- **Your instructions**: Leave every picture out and write out the records below exactly.

- **Working data**:
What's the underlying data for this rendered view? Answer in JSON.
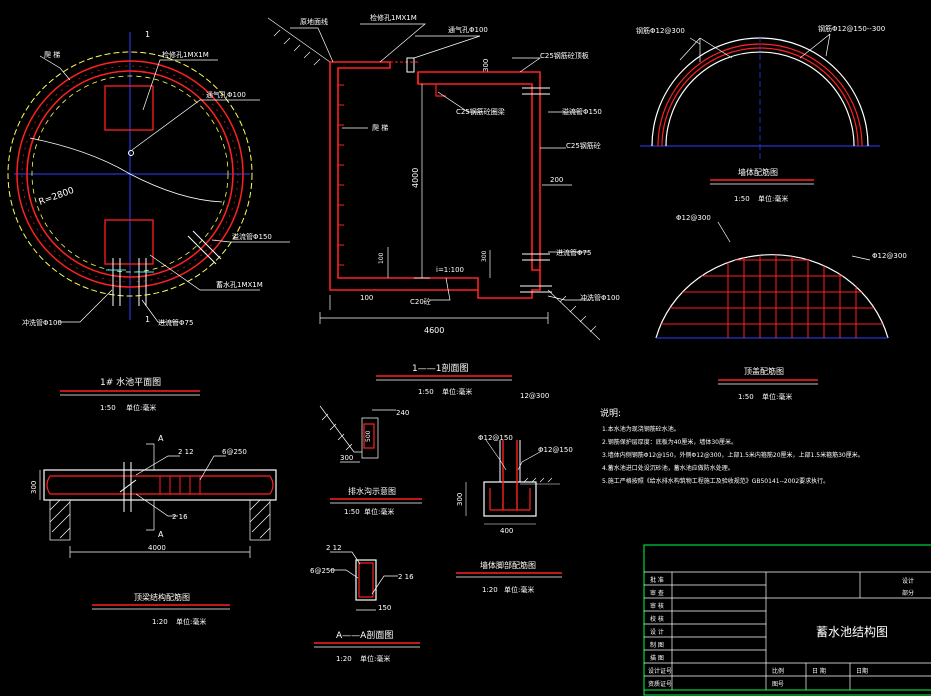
{
  "colors": {
    "background": "#000000",
    "wall": "#ff2020",
    "white": "#ffffff",
    "yellow": "#ffff55",
    "blue": "#3040ff",
    "cyan": "#40e0ff",
    "green": "#00ff44"
  },
  "plan_view": {
    "label_top_left": "爬 梯",
    "label_manhole": "检修孔1MX1M",
    "label_vent": "通气孔Φ100",
    "label_radius": "R=2800",
    "label_overflow": "溢流管Φ150",
    "label_inlet_hole": "蓄水孔1MX1M",
    "label_drain": "冲洗管Φ100",
    "label_inlet_pipe": "进流管Φ75",
    "section_mark_top": "1",
    "section_mark_bottom": "1",
    "title": "1# 水池平面图",
    "scale": "1:50",
    "unit": "单位:毫米"
  },
  "section_view": {
    "label_backfill": "原地面线",
    "label_manhole": "检修孔1MX1M",
    "label_vent": "通气孔Φ100",
    "label_c25_top": "C25钢筋砼顶板",
    "label_c25_beam": "C25钢筋砼圈梁",
    "label_overflow": "溢流管Φ150",
    "label_c25_wall": "C25钢筋砼",
    "label_ladder": "爬 梯",
    "label_inlet": "进流管Φ75",
    "label_drain": "冲洗管Φ100",
    "label_floor": "C20砼",
    "dim_top": "300",
    "dim_height": "4000",
    "dim_200": "200",
    "dim_100_left": "100",
    "dim_100_bottom": "100",
    "dim_300_right": "300",
    "dim_slope": "i=1:100",
    "dim_width": "4600",
    "title": "1——1剖面图",
    "scale": "1:50",
    "unit": "单位:毫米",
    "rebar_note": "12@300"
  },
  "wall_rebar": {
    "label_left": "钢筋Φ12@300",
    "label_right": "钢筋Φ12@150--300",
    "title": "墙体配筋图",
    "scale": "1:50",
    "unit": "单位:毫米"
  },
  "top_rebar": {
    "label_left": "Φ12@300",
    "label_right": "Φ12@300",
    "title": "顶盖配筋图",
    "scale": "1:50",
    "unit": "单位:毫米"
  },
  "notes": {
    "heading": "说明:",
    "items": [
      "1.本水池为现浇钢筋砼水池。",
      "2.钢筋保护层厚度：底板为40厘米，墙体30厘米。",
      "3.墙体内侧钢筋Φ12@150，外侧Φ12@300，上部1.5米内箍筋20厘米，上部1.5米箍筋30厘米。",
      "4.蓄水池进口处设沉砂池，蓄水池应做防水处理。",
      "5.施工严格按照《给水排水构筑物工程施工及验收规范》GB50141--2002要求执行。"
    ]
  },
  "roof_beam": {
    "label_top": "2  12",
    "label_bottom": "2  16",
    "label_stirrup": "6@250",
    "dim_300": "300",
    "dim_width": "4000",
    "mark_a_top": "A",
    "mark_a_bottom": "A",
    "title": "顶梁结构配筋图",
    "scale": "1:20",
    "unit": "单位:毫米"
  },
  "trough": {
    "dim_240": "240",
    "dim_500": "500",
    "dim_300": "300",
    "title": "排水沟示意图",
    "scale": "1:50",
    "unit": "单位:毫米"
  },
  "a_section": {
    "label_top": "2  12",
    "label_stirrup": "6@250",
    "label_bottom": "2  16",
    "dim_150": "150",
    "title": "A——A剖面图",
    "scale": "1:20",
    "unit": "单位:毫米"
  },
  "footing": {
    "label_left": "Φ12@150",
    "label_right": "Φ12@150",
    "dim_300": "300",
    "dim_400": "400",
    "title": "墙体脚部配筋图",
    "scale": "1:20",
    "unit": "单位:毫米"
  },
  "title_block": {
    "drawing_title": "蓄水池结构图",
    "rows": [
      "批 准",
      "审 查",
      "审 核",
      "校 核",
      "设 计",
      "制 图",
      "描 图",
      "设计证号",
      "资质证号"
    ],
    "right_top_1": "设计",
    "right_top_2": "部分",
    "bottom_scale": "比例",
    "bottom_date1": "日 期",
    "bottom_date2": "日期",
    "bottom_sheet": "图号"
  }
}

- **Finished task**:
What's the underlying data for this rendered view? Answer in JSON.
{
  "colors": {
    "background": "#000000",
    "wall": "#ff2020",
    "white": "#ffffff",
    "yellow": "#ffff55",
    "blue": "#3040ff",
    "cyan": "#40e0ff",
    "green": "#00ff44"
  },
  "plan_view": {
    "label_top_left": "爬 梯",
    "label_manhole": "检修孔1MX1M",
    "label_vent": "通气孔Φ100",
    "label_radius": "R=2800",
    "label_overflow": "溢流管Φ150",
    "label_inlet_hole": "蓄水孔1MX1M",
    "label_drain": "冲洗管Φ100",
    "label_inlet_pipe": "进流管Φ75",
    "section_mark_top": "1",
    "section_mark_bottom": "1",
    "title": "1# 水池平面图",
    "scale": "1:50",
    "unit": "单位:毫米"
  },
  "section_view": {
    "label_backfill": "原地面线",
    "label_manhole": "检修孔1MX1M",
    "label_vent": "通气孔Φ100",
    "label_c25_top": "C25钢筋砼顶板",
    "label_c25_beam": "C25钢筋砼圈梁",
    "label_overflow": "溢流管Φ150",
    "label_c25_wall": "C25钢筋砼",
    "label_ladder": "爬 梯",
    "label_inlet": "进流管Φ75",
    "label_drain": "冲洗管Φ100",
    "label_floor": "C20砼",
    "dim_top": "300",
    "dim_height": "4000",
    "dim_200": "200",
    "dim_100_left": "100",
    "dim_100_bottom": "100",
    "dim_300_right": "300",
    "dim_slope": "i=1:100",
    "dim_width": "4600",
    "title": "1——1剖面图",
    "scale": "1:50",
    "unit": "单位:毫米",
    "rebar_note": "12@300"
  },
  "wall_rebar": {
    "label_left": "钢筋Φ12@300",
    "label_right": "钢筋Φ12@150--300",
    "title": "墙体配筋图",
    "scale": "1:50",
    "unit": "单位:毫米"
  },
  "top_rebar": {
    "label_left": "Φ12@300",
    "label_right": "Φ12@300",
    "title": "顶盖配筋图",
    "scale": "1:50",
    "unit": "单位:毫米"
  },
  "notes": {
    "heading": "说明:",
    "items": [
      "1.本水池为现浇钢筋砼水池。",
      "2.钢筋保护层厚度：底板为40厘米，墙体30厘米。",
      "3.墙体内侧钢筋Φ12@150，外侧Φ12@300，上部1.5米内箍筋20厘米，上部1.5米箍筋30厘米。",
      "4.蓄水池进口处设沉砂池，蓄水池应做防水处理。",
      "5.施工严格按照《给水排水构筑物工程施工及验收规范》GB50141--2002要求执行。"
    ]
  },
  "roof_beam": {
    "label_top": "2  12",
    "label_bottom": "2  16",
    "label_stirrup": "6@250",
    "dim_300": "300",
    "dim_width": "4000",
    "mark_a_top": "A",
    "mark_a_bottom": "A",
    "title": "顶梁结构配筋图",
    "scale": "1:20",
    "unit": "单位:毫米"
  },
  "trough": {
    "dim_240": "240",
    "dim_500": "500",
    "dim_300": "300",
    "title": "排水沟示意图",
    "scale": "1:50",
    "unit": "单位:毫米"
  },
  "a_section": {
    "label_top": "2  12",
    "label_stirrup": "6@250",
    "label_bottom": "2  16",
    "dim_150": "150",
    "title": "A——A剖面图",
    "scale": "1:20",
    "unit": "单位:毫米"
  },
  "footing": {
    "label_left": "Φ12@150",
    "label_right": "Φ12@150",
    "dim_300": "300",
    "dim_400": "400",
    "title": "墙体脚部配筋图",
    "scale": "1:20",
    "unit": "单位:毫米"
  },
  "title_block": {
    "drawing_title": "蓄水池结构图",
    "rows": [
      "批 准",
      "审 查",
      "审 核",
      "校 核",
      "设 计",
      "制 图",
      "描 图",
      "设计证号",
      "资质证号"
    ],
    "right_top_1": "设计",
    "right_top_2": "部分",
    "bottom_scale": "比例",
    "bottom_date1": "日 期",
    "bottom_date2": "日期",
    "bottom_sheet": "图号"
  }
}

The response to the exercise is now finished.